- **Exercise objective**:
Transcribe all of the material below word for word and leave out its pictures.

- **Data entries**:
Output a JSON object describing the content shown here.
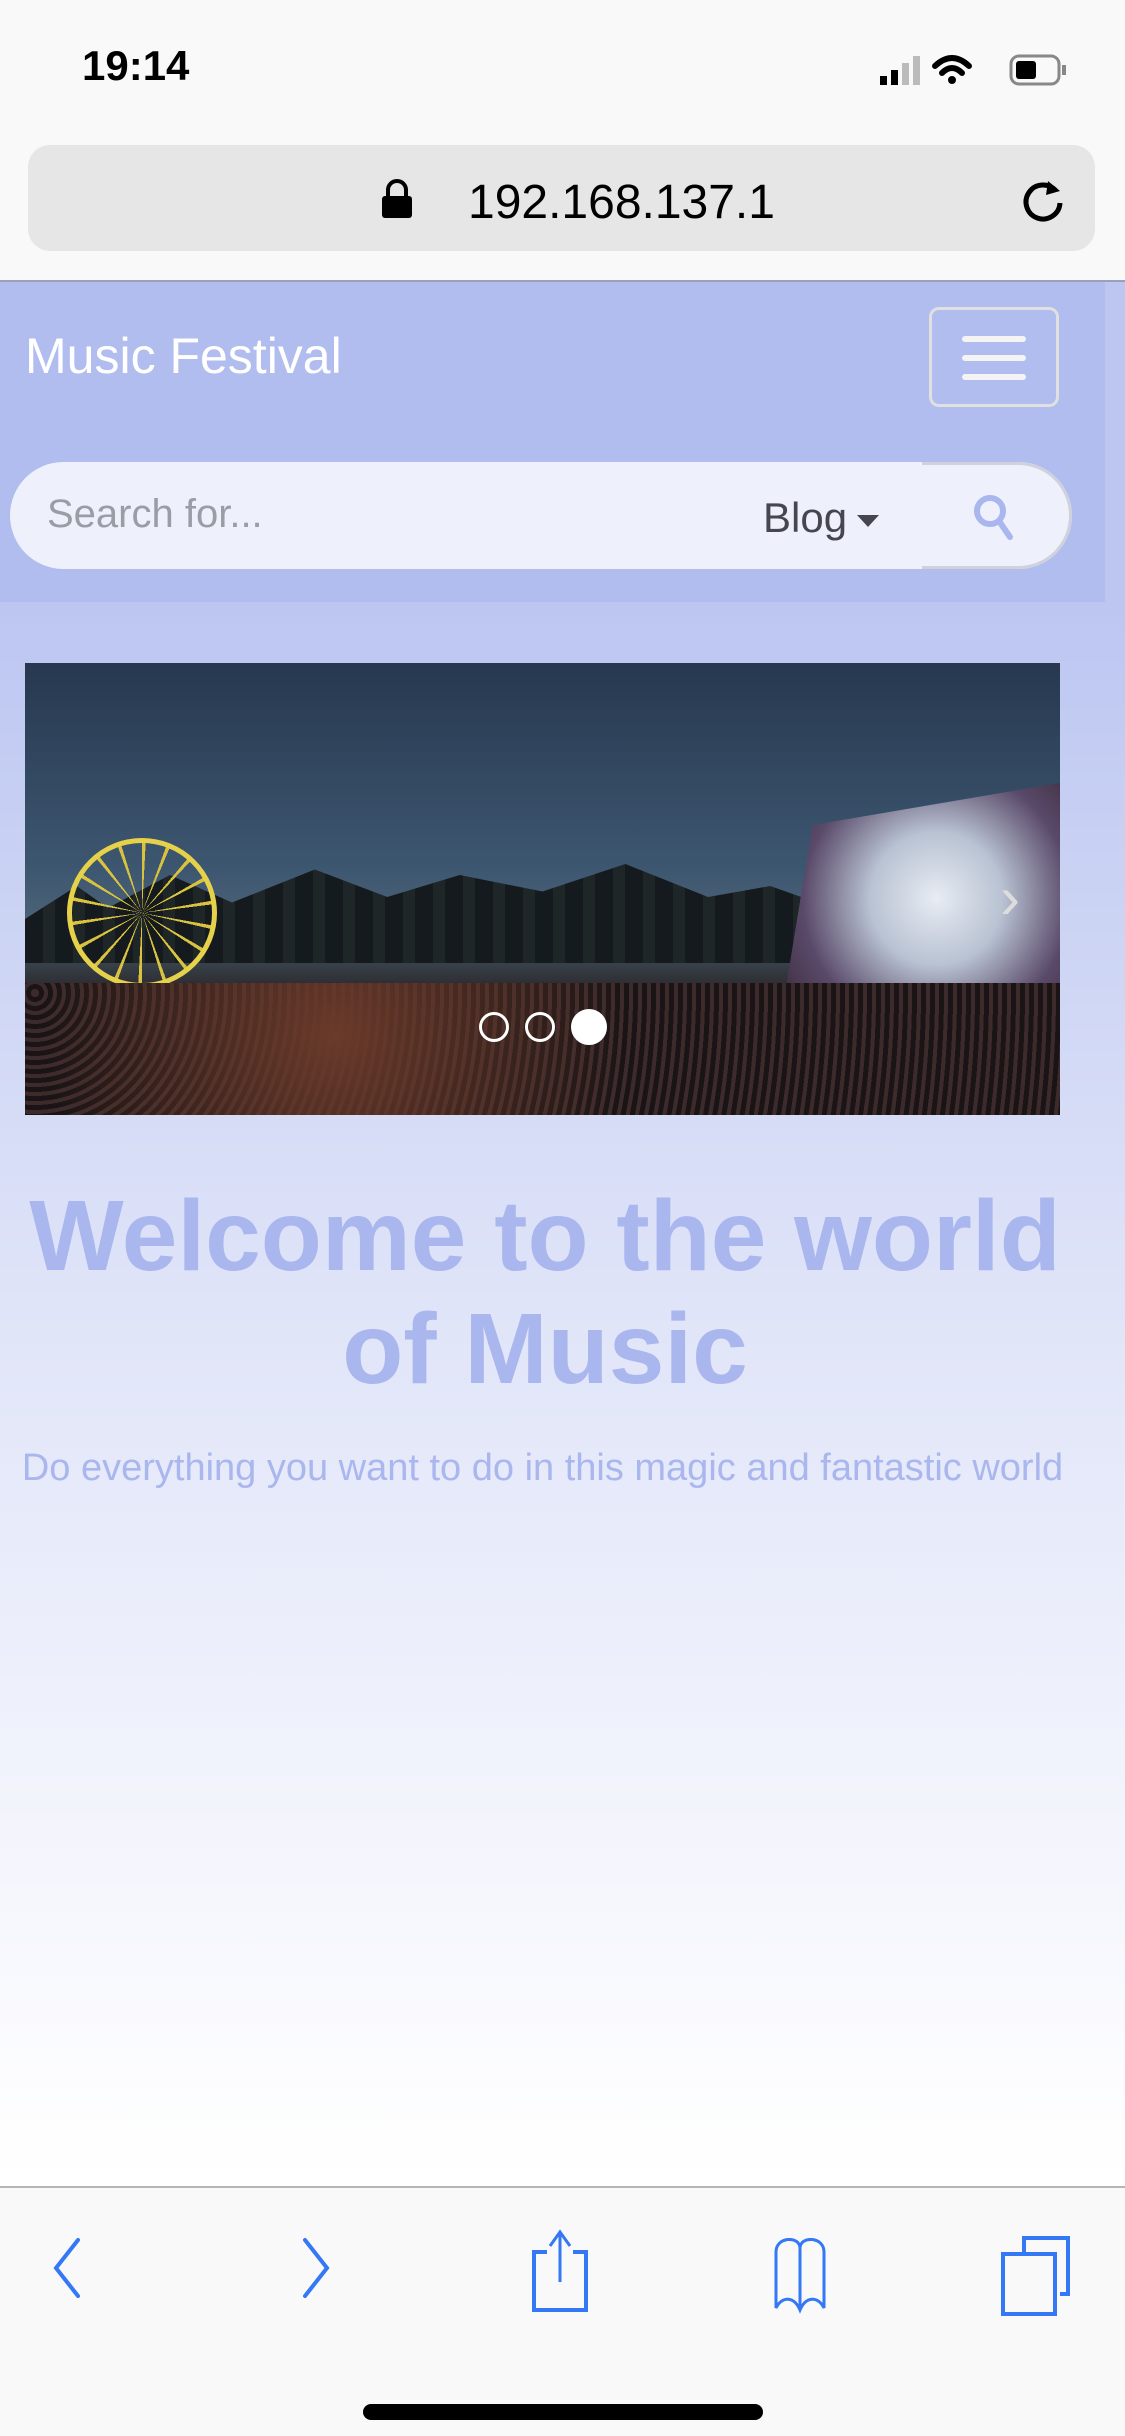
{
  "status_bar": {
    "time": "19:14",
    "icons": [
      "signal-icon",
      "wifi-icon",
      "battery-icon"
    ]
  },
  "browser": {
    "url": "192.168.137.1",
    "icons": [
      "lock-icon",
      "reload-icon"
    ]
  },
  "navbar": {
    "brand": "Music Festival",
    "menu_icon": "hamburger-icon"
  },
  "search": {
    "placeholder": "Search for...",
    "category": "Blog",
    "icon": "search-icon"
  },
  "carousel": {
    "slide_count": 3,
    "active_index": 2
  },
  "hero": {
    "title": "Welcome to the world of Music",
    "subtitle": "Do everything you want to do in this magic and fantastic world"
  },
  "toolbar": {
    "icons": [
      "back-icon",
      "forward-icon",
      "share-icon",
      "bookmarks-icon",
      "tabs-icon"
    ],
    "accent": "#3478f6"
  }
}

- **Result for this task**:
Output a JSON object describing the content shown here.
{
  "status_bar": {
    "time": "19:14",
    "icons": [
      "signal-icon",
      "wifi-icon",
      "battery-icon"
    ]
  },
  "browser": {
    "url": "192.168.137.1",
    "icons": [
      "lock-icon",
      "reload-icon"
    ]
  },
  "navbar": {
    "brand": "Music Festival",
    "menu_icon": "hamburger-icon"
  },
  "search": {
    "placeholder": "Search for...",
    "category": "Blog",
    "icon": "search-icon"
  },
  "carousel": {
    "slide_count": 3,
    "active_index": 2
  },
  "hero": {
    "title": "Welcome to the world of Music",
    "subtitle": "Do everything you want to do in this magic and fantastic world"
  },
  "toolbar": {
    "icons": [
      "back-icon",
      "forward-icon",
      "share-icon",
      "bookmarks-icon",
      "tabs-icon"
    ],
    "accent": "#3478f6"
  }
}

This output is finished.